→ **STORED RECORDS**:
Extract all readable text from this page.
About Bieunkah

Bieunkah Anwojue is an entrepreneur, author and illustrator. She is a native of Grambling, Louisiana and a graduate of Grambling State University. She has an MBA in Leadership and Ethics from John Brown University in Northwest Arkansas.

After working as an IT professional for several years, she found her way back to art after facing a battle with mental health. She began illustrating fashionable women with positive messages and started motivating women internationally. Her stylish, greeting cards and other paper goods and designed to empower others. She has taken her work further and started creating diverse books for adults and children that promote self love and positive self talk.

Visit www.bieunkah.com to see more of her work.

→ **WHAT THIS TASK INVOLVES**: Output every record above exactly as it appears.

→ **EXERCISE RESPONSE**:
Extract all readable text from this page.
About Bieunkah

Bieunkah Anwojue is an entrepreneur, author and illustrator. She is a native of Grambling, Louisiana and a graduate of Grambling State University. She has an MBA in Leadership and Ethics from John Brown University in Northwest Arkansas.

After working as an IT professional for several years, she found her way back to art after facing a battle with mental health. She began illustrating fashionable women with positive messages and started motivating women internationally. Her stylish, greeting cards and other paper goods and designed to empower others. She has taken her work further and started creating diverse books for adults and children that promote self love and positive self talk.

Visit www.bieunkah.com to see more of her work.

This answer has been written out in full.